--- begin SOURCE MATERIAL ---

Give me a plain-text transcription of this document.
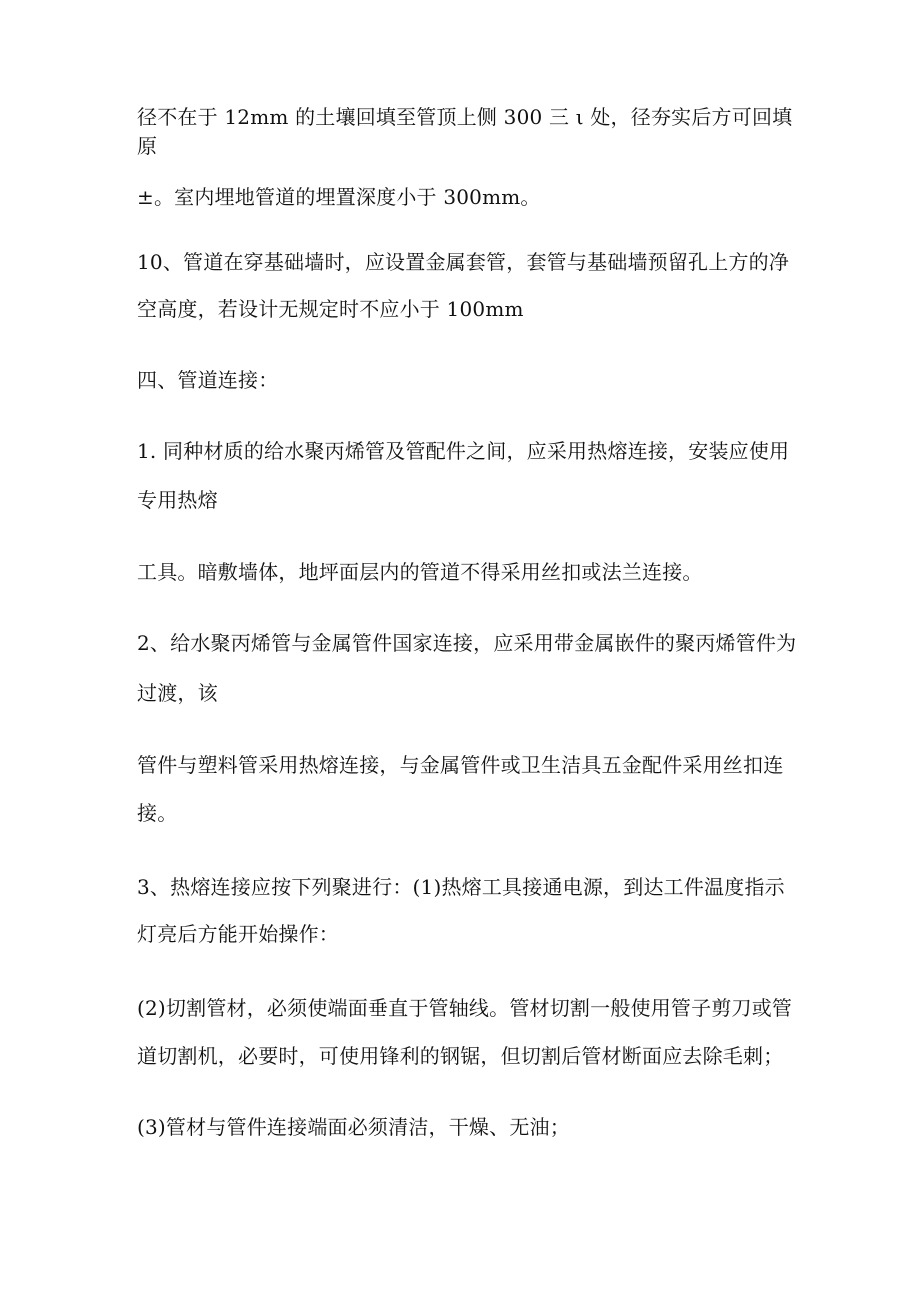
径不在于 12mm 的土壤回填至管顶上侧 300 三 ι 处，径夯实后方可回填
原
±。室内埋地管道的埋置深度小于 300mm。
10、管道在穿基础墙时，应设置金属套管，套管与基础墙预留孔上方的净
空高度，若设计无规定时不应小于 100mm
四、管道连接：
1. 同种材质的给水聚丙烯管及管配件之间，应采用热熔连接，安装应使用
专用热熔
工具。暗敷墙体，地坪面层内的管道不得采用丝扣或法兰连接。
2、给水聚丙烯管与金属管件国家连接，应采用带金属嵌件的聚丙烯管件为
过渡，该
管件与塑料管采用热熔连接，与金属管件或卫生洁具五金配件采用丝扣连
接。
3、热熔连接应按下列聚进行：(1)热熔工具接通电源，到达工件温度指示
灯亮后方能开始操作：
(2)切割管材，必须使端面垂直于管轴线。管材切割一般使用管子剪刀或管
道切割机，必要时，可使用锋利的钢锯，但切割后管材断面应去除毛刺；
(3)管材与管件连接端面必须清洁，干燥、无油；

--- end SOURCE MATERIAL ---
--- begin SOURCE MATERIAL ---

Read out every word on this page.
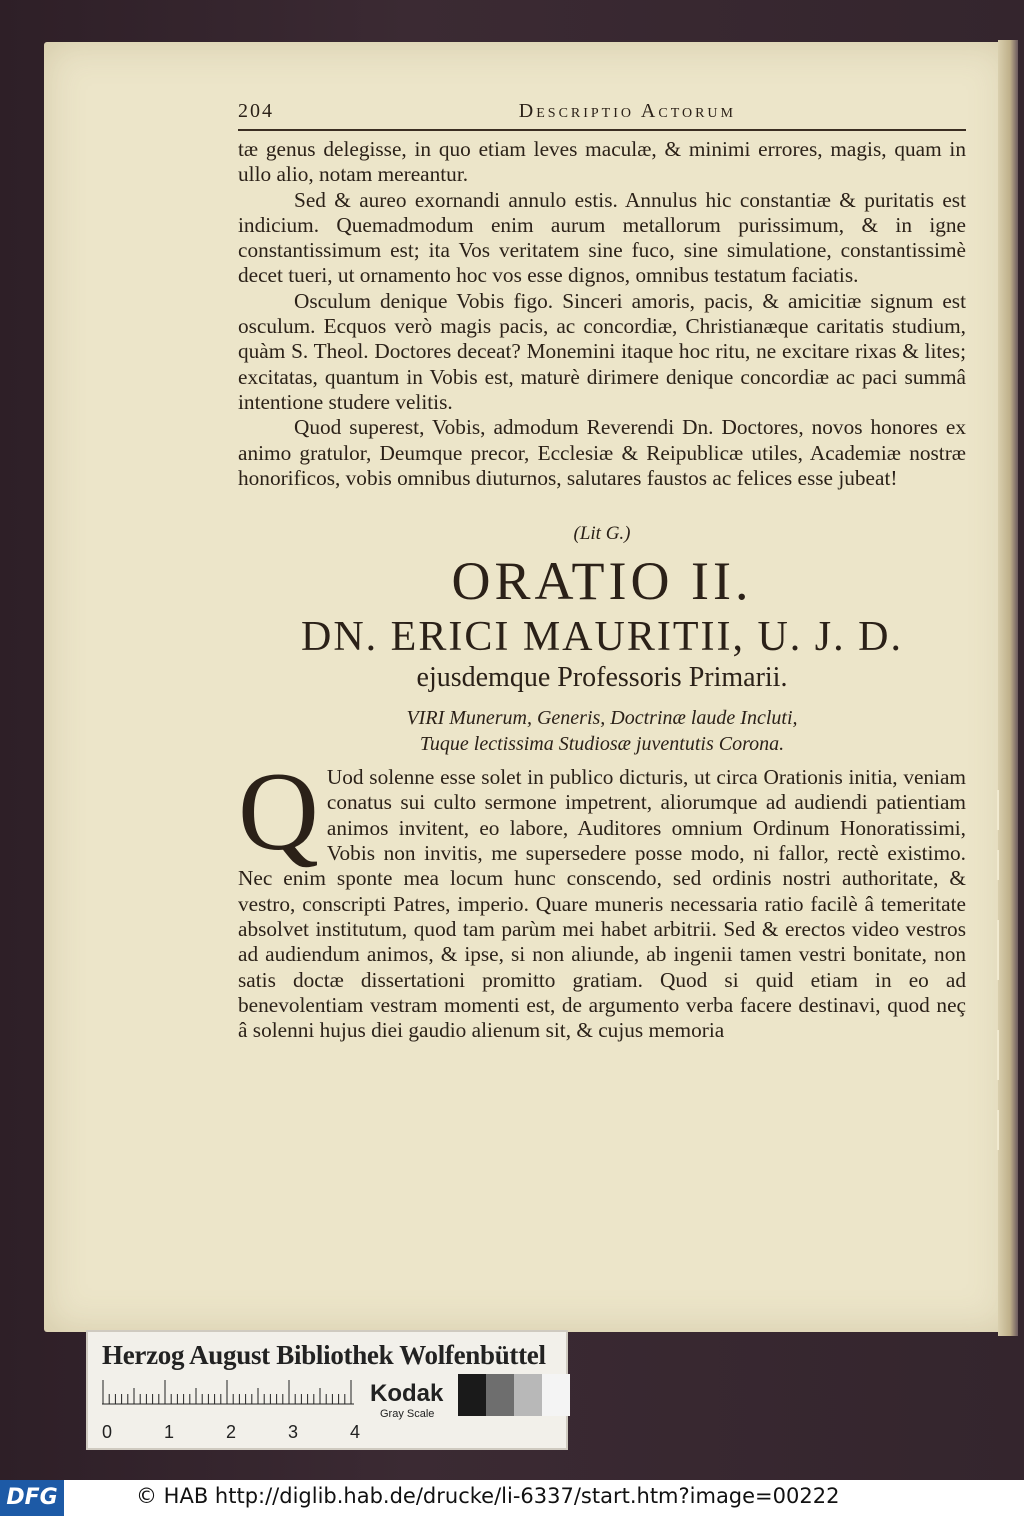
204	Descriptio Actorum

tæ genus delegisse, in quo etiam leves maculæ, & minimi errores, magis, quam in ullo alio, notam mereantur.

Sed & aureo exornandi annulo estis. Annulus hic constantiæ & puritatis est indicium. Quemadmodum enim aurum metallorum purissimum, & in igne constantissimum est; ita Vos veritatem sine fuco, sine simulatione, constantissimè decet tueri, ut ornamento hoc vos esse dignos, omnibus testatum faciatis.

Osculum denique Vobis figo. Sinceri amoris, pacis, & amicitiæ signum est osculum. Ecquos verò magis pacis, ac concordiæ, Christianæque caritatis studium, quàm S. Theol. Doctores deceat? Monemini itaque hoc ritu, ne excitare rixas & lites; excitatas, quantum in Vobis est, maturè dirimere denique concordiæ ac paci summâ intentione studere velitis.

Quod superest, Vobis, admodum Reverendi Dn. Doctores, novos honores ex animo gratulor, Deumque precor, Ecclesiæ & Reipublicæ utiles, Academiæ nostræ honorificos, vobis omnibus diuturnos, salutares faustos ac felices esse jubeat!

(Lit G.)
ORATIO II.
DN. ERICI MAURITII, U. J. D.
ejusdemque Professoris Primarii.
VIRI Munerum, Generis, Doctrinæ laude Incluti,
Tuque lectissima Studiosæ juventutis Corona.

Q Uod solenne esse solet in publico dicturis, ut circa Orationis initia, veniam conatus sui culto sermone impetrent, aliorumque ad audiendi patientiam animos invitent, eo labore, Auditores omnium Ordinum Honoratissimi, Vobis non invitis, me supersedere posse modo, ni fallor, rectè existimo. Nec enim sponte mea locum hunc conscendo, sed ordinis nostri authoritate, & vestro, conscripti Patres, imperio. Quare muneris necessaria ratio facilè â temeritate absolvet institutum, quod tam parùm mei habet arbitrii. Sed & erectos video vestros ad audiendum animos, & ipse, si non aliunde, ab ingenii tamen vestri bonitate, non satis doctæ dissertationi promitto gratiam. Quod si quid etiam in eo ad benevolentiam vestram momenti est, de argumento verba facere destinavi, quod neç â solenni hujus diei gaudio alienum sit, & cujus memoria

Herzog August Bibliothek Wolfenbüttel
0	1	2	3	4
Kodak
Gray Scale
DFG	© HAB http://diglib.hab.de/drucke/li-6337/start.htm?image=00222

--- end SOURCE MATERIAL ---

Check each line of the records for the word "Quod", and show the lines that contain it.

Quod superest, Vobis, admodum Reverendi Dn. Doctores, novos honores ex animo gratulor, Deumque precor, Ecclesiæ & Reipublicæ utiles, Academiæ nostræ honorificos, vobis omnibus diuturnos, salutares faustos ac felices esse jubeat!
Q Uod solenne esse solet in publico dicturis, ut circa Orationis initia, veniam conatus sui culto sermone impetrent, aliorumque ad audiendi patientiam animos invitent, eo labore, Auditores omnium Ordinum Honoratissimi, Vobis non invitis, me supersedere posse modo, ni fallor, rectè existimo. Nec enim sponte mea locum hunc conscendo, sed ordinis nostri authoritate, & vestro, conscripti Patres, imperio. Quare muneris necessaria ratio facilè â temeritate absolvet institutum, quod tam parùm mei habet arbitrii. Sed & erectos video vestros ad audiendum animos, & ipse, si non aliunde, ab ingenii tamen vestri bonitate, non satis doctæ dissertationi promitto gratiam. Quod si quid etiam in eo ad benevolentiam vestram momenti est, de argumento verba facere destinavi, quod neç â solenni hujus diei gaudio alienum sit, & cujus memoria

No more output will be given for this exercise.